--- START OF Material for this exercise ---

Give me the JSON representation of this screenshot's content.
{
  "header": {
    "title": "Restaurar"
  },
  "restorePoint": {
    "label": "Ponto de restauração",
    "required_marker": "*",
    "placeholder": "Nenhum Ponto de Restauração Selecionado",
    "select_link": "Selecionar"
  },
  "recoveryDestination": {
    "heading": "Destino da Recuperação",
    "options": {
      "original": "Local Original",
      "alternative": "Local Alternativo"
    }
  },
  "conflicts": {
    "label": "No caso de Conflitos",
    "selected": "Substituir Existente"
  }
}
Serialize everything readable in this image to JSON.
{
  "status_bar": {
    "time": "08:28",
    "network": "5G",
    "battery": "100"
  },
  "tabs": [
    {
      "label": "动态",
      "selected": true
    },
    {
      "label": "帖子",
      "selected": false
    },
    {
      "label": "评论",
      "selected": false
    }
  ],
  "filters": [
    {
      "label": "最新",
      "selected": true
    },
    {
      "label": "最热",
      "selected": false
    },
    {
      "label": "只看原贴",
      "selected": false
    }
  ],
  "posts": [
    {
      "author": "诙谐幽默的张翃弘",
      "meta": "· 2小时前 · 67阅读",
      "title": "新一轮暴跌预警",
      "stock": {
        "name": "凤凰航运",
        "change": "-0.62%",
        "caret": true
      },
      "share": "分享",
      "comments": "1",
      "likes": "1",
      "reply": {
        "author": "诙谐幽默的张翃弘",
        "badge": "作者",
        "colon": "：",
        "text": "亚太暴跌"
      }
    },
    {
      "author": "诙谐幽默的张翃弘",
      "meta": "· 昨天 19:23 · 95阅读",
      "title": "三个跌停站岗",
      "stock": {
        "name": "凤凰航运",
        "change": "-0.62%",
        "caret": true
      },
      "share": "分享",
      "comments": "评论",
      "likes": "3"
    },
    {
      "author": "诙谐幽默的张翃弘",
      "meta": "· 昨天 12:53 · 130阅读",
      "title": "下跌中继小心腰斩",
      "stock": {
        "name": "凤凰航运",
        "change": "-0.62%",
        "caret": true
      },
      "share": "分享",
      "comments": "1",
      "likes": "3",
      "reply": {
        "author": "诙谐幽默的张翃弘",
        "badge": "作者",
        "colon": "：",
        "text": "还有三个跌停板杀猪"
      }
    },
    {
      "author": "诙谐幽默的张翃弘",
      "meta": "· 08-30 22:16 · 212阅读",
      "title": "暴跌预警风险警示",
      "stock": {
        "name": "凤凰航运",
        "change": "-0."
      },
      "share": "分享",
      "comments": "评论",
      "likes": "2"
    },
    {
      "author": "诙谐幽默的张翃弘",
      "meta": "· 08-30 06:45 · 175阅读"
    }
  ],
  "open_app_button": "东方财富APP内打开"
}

--- END OF Material for this exercise ---

Exactly reproduce every line found in the records.

Give me the JSON representation of this screenshot's content.
{
  "header": {
    "title": "Restaurar"
  },
  "restorePoint": {
    "label": "Ponto de restauração",
    "required_marker": "*",
    "placeholder": "Nenhum Ponto de Restauração Selecionado",
    "select_link": "Selecionar"
  },
  "recoveryDestination": {
    "heading": "Destino da Recuperação",
    "options": {
      "original": "Local Original",
      "alternative": "Local Alternativo"
    }
  },
  "conflicts": {
    "label": "No caso de Conflitos",
    "selected": "Substituir Existente"
  }
}
Serialize everything readable in this image to JSON.
{
  "status_bar": {
    "time": "08:28",
    "network": "5G",
    "battery": "100"
  },
  "tabs": [
    {
      "label": "动态",
      "selected": true
    },
    {
      "label": "帖子",
      "selected": false
    },
    {
      "label": "评论",
      "selected": false
    }
  ],
  "filters": [
    {
      "label": "最新",
      "selected": true
    },
    {
      "label": "最热",
      "selected": false
    },
    {
      "label": "只看原贴",
      "selected": false
    }
  ],
  "posts": [
    {
      "author": "诙谐幽默的张翃弘",
      "meta": "· 2小时前 · 67阅读",
      "title": "新一轮暴跌预警",
      "stock": {
        "name": "凤凰航运",
        "change": "-0.62%",
        "caret": true
      },
      "share": "分享",
      "comments": "1",
      "likes": "1",
      "reply": {
        "author": "诙谐幽默的张翃弘",
        "badge": "作者",
        "colon": "：",
        "text": "亚太暴跌"
      }
    },
    {
      "author": "诙谐幽默的张翃弘",
      "meta": "· 昨天 19:23 · 95阅读",
      "title": "三个跌停站岗",
      "stock": {
        "name": "凤凰航运",
        "change": "-0.62%",
        "caret": true
      },
      "share": "分享",
      "comments": "评论",
      "likes": "3"
    },
    {
      "author": "诙谐幽默的张翃弘",
      "meta": "· 昨天 12:53 · 130阅读",
      "title": "下跌中继小心腰斩",
      "stock": {
        "name": "凤凰航运",
        "change": "-0.62%",
        "caret": true
      },
      "share": "分享",
      "comments": "1",
      "likes": "3",
      "reply": {
        "author": "诙谐幽默的张翃弘",
        "badge": "作者",
        "colon": "：",
        "text": "还有三个跌停板杀猪"
      }
    },
    {
      "author": "诙谐幽默的张翃弘",
      "meta": "· 08-30 22:16 · 212阅读",
      "title": "暴跌预警风险警示",
      "stock": {
        "name": "凤凰航运",
        "change": "-0."
      },
      "share": "分享",
      "comments": "评论",
      "likes": "2"
    },
    {
      "author": "诙谐幽默的张翃弘",
      "meta": "· 08-30 06:45 · 175阅读"
    }
  ],
  "open_app_button": "东方财富APP内打开"
}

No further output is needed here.